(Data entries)
------------------------------------------------------------

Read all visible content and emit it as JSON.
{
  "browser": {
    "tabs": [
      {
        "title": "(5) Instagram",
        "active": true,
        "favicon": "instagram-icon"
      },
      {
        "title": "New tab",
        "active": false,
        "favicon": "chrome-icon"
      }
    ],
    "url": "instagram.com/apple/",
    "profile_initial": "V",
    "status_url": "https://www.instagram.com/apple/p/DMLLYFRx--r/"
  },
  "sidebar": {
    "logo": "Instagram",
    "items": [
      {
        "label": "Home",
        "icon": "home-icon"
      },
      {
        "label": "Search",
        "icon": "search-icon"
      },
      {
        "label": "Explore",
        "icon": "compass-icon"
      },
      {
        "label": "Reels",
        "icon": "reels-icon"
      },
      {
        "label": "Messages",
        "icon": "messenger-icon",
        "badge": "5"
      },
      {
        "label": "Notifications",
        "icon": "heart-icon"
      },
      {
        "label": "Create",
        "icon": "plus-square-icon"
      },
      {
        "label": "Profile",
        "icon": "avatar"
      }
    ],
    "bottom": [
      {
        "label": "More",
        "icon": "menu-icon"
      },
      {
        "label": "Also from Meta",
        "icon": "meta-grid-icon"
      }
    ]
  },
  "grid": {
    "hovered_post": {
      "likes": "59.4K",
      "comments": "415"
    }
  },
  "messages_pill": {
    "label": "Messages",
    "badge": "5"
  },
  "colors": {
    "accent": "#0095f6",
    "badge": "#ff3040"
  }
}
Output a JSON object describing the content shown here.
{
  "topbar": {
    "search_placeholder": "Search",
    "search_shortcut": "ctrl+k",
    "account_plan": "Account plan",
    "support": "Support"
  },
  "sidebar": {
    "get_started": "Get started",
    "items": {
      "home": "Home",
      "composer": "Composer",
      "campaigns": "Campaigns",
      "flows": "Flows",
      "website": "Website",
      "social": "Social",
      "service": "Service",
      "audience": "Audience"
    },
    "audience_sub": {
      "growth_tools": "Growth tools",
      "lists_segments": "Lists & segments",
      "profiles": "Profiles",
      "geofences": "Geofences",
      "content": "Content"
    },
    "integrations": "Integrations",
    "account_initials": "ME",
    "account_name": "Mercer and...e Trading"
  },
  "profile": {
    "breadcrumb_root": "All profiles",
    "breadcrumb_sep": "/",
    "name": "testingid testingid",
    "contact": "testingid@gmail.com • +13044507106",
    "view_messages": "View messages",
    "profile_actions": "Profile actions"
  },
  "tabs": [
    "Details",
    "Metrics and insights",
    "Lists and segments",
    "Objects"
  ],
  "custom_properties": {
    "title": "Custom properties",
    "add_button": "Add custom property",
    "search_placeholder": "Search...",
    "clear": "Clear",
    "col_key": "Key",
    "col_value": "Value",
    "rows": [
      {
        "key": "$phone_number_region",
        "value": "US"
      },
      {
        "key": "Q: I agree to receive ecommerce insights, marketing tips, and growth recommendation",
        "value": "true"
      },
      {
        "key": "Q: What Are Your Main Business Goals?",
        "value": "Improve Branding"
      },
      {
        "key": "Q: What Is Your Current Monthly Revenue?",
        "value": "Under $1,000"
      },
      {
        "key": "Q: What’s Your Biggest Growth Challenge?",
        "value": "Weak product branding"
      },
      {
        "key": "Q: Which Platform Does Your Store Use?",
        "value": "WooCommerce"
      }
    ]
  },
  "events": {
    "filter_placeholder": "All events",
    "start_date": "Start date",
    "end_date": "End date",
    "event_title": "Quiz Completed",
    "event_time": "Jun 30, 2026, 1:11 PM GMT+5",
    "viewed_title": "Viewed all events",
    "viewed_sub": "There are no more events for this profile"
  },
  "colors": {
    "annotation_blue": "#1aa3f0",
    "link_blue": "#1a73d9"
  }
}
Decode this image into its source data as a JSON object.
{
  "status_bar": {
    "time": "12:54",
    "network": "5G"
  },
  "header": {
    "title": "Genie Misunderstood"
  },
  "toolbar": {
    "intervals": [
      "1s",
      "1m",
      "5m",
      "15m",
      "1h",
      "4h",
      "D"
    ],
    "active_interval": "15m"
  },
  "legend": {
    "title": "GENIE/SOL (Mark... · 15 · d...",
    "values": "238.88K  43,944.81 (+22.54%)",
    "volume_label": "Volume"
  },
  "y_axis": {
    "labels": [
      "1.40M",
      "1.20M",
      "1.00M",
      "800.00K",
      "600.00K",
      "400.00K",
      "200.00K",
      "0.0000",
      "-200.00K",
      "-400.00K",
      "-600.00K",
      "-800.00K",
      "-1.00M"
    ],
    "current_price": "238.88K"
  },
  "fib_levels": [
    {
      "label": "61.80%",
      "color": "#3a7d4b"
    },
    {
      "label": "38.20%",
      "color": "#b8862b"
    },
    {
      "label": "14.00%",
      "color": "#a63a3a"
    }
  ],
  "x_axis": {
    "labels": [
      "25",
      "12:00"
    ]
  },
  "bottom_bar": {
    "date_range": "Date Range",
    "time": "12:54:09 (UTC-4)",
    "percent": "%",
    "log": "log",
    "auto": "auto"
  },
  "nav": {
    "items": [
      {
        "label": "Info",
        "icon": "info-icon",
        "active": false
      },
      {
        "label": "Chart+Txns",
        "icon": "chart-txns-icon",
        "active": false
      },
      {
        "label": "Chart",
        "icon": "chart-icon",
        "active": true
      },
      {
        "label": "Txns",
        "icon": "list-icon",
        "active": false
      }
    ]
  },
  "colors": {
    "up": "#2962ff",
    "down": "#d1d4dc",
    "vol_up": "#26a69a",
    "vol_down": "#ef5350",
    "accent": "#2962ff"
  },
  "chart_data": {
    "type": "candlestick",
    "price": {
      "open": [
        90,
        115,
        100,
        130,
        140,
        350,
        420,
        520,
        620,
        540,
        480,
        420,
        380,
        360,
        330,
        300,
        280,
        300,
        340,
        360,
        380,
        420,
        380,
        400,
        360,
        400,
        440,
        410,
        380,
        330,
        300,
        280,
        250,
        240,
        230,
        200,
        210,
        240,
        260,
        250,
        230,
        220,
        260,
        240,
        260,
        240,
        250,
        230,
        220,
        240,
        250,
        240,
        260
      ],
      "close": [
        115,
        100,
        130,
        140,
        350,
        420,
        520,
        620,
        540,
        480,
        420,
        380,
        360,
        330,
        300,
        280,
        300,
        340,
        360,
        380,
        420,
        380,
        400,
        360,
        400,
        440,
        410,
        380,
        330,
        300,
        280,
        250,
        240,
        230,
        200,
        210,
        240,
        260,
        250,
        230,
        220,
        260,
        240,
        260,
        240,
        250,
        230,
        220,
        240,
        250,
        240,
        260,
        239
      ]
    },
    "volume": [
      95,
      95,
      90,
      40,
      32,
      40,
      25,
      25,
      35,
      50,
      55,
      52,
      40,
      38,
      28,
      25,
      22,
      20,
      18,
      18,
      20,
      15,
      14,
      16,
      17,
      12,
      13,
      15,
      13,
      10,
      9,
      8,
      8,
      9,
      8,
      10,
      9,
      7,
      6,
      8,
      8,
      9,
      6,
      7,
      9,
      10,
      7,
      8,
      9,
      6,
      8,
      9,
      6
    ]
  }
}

------------------------------------------------------------

[Task details]: Please output the entire listing exactly as it stands.

[Response to this task]:
Read all visible content and emit it as JSON.
{
  "browser": {
    "tabs": [
      {
        "title": "(5) Instagram",
        "active": true,
        "favicon": "instagram-icon"
      },
      {
        "title": "New tab",
        "active": false,
        "favicon": "chrome-icon"
      }
    ],
    "url": "instagram.com/apple/",
    "profile_initial": "V",
    "status_url": "https://www.instagram.com/apple/p/DMLLYFRx--r/"
  },
  "sidebar": {
    "logo": "Instagram",
    "items": [
      {
        "label": "Home",
        "icon": "home-icon"
      },
      {
        "label": "Search",
        "icon": "search-icon"
      },
      {
        "label": "Explore",
        "icon": "compass-icon"
      },
      {
        "label": "Reels",
        "icon": "reels-icon"
      },
      {
        "label": "Messages",
        "icon": "messenger-icon",
        "badge": "5"
      },
      {
        "label": "Notifications",
        "icon": "heart-icon"
      },
      {
        "label": "Create",
        "icon": "plus-square-icon"
      },
      {
        "label": "Profile",
        "icon": "avatar"
      }
    ],
    "bottom": [
      {
        "label": "More",
        "icon": "menu-icon"
      },
      {
        "label": "Also from Meta",
        "icon": "meta-grid-icon"
      }
    ]
  },
  "grid": {
    "hovered_post": {
      "likes": "59.4K",
      "comments": "415"
    }
  },
  "messages_pill": {
    "label": "Messages",
    "badge": "5"
  },
  "colors": {
    "accent": "#0095f6",
    "badge": "#ff3040"
  }
}
Output a JSON object describing the content shown here.
{
  "topbar": {
    "search_placeholder": "Search",
    "search_shortcut": "ctrl+k",
    "account_plan": "Account plan",
    "support": "Support"
  },
  "sidebar": {
    "get_started": "Get started",
    "items": {
      "home": "Home",
      "composer": "Composer",
      "campaigns": "Campaigns",
      "flows": "Flows",
      "website": "Website",
      "social": "Social",
      "service": "Service",
      "audience": "Audience"
    },
    "audience_sub": {
      "growth_tools": "Growth tools",
      "lists_segments": "Lists & segments",
      "profiles": "Profiles",
      "geofences": "Geofences",
      "content": "Content"
    },
    "integrations": "Integrations",
    "account_initials": "ME",
    "account_name": "Mercer and...e Trading"
  },
  "profile": {
    "breadcrumb_root": "All profiles",
    "breadcrumb_sep": "/",
    "name": "testingid testingid",
    "contact": "testingid@gmail.com • +13044507106",
    "view_messages": "View messages",
    "profile_actions": "Profile actions"
  },
  "tabs": [
    "Details",
    "Metrics and insights",
    "Lists and segments",
    "Objects"
  ],
  "custom_properties": {
    "title": "Custom properties",
    "add_button": "Add custom property",
    "search_placeholder": "Search...",
    "clear": "Clear",
    "col_key": "Key",
    "col_value": "Value",
    "rows": [
      {
        "key": "$phone_number_region",
        "value": "US"
      },
      {
        "key": "Q: I agree to receive ecommerce insights, marketing tips, and growth recommendation",
        "value": "true"
      },
      {
        "key": "Q: What Are Your Main Business Goals?",
        "value": "Improve Branding"
      },
      {
        "key": "Q: What Is Your Current Monthly Revenue?",
        "value": "Under $1,000"
      },
      {
        "key": "Q: What’s Your Biggest Growth Challenge?",
        "value": "Weak product branding"
      },
      {
        "key": "Q: Which Platform Does Your Store Use?",
        "value": "WooCommerce"
      }
    ]
  },
  "events": {
    "filter_placeholder": "All events",
    "start_date": "Start date",
    "end_date": "End date",
    "event_title": "Quiz Completed",
    "event_time": "Jun 30, 2026, 1:11 PM GMT+5",
    "viewed_title": "Viewed all events",
    "viewed_sub": "There are no more events for this profile"
  },
  "colors": {
    "annotation_blue": "#1aa3f0",
    "link_blue": "#1a73d9"
  }
}
Decode this image into its source data as a JSON object.
{
  "status_bar": {
    "time": "12:54",
    "network": "5G"
  },
  "header": {
    "title": "Genie Misunderstood"
  },
  "toolbar": {
    "intervals": [
      "1s",
      "1m",
      "5m",
      "15m",
      "1h",
      "4h",
      "D"
    ],
    "active_interval": "15m"
  },
  "legend": {
    "title": "GENIE/SOL (Mark... · 15 · d...",
    "values": "238.88K  43,944.81 (+22.54%)",
    "volume_label": "Volume"
  },
  "y_axis": {
    "labels": [
      "1.40M",
      "1.20M",
      "1.00M",
      "800.00K",
      "600.00K",
      "400.00K",
      "200.00K",
      "0.0000",
      "-200.00K",
      "-400.00K",
      "-600.00K",
      "-800.00K",
      "-1.00M"
    ],
    "current_price": "238.88K"
  },
  "fib_levels": [
    {
      "label": "61.80%",
      "color": "#3a7d4b"
    },
    {
      "label": "38.20%",
      "color": "#b8862b"
    },
    {
      "label": "14.00%",
      "color": "#a63a3a"
    }
  ],
  "x_axis": {
    "labels": [
      "25",
      "12:00"
    ]
  },
  "bottom_bar": {
    "date_range": "Date Range",
    "time": "12:54:09 (UTC-4)",
    "percent": "%",
    "log": "log",
    "auto": "auto"
  },
  "nav": {
    "items": [
      {
        "label": "Info",
        "icon": "info-icon",
        "active": false
      },
      {
        "label": "Chart+Txns",
        "icon": "chart-txns-icon",
        "active": false
      },
      {
        "label": "Chart",
        "icon": "chart-icon",
        "active": true
      },
      {
        "label": "Txns",
        "icon": "list-icon",
        "active": false
      }
    ]
  },
  "colors": {
    "up": "#2962ff",
    "down": "#d1d4dc",
    "vol_up": "#26a69a",
    "vol_down": "#ef5350",
    "accent": "#2962ff"
  },
  "chart_data": {
    "type": "candlestick",
    "price": {
      "open": [
        90,
        115,
        100,
        130,
        140,
        350,
        420,
        520,
        620,
        540,
        480,
        420,
        380,
        360,
        330,
        300,
        280,
        300,
        340,
        360,
        380,
        420,
        380,
        400,
        360,
        400,
        440,
        410,
        380,
        330,
        300,
        280,
        250,
        240,
        230,
        200,
        210,
        240,
        260,
        250,
        230,
        220,
        260,
        240,
        260,
        240,
        250,
        230,
        220,
        240,
        250,
        240,
        260
      ],
      "close": [
        115,
        100,
        130,
        140,
        350,
        420,
        520,
        620,
        540,
        480,
        420,
        380,
        360,
        330,
        300,
        280,
        300,
        340,
        360,
        380,
        420,
        380,
        400,
        360,
        400,
        440,
        410,
        380,
        330,
        300,
        280,
        250,
        240,
        230,
        200,
        210,
        240,
        260,
        250,
        230,
        220,
        260,
        240,
        260,
        240,
        250,
        230,
        220,
        240,
        250,
        240,
        260,
        239
      ]
    },
    "volume": [
      95,
      95,
      90,
      40,
      32,
      40,
      25,
      25,
      35,
      50,
      55,
      52,
      40,
      38,
      28,
      25,
      22,
      20,
      18,
      18,
      20,
      15,
      14,
      16,
      17,
      12,
      13,
      15,
      13,
      10,
      9,
      8,
      8,
      9,
      8,
      10,
      9,
      7,
      6,
      8,
      8,
      9,
      6,
      7,
      9,
      10,
      7,
      8,
      9,
      6,
      8,
      9,
      6
    ]
  }
}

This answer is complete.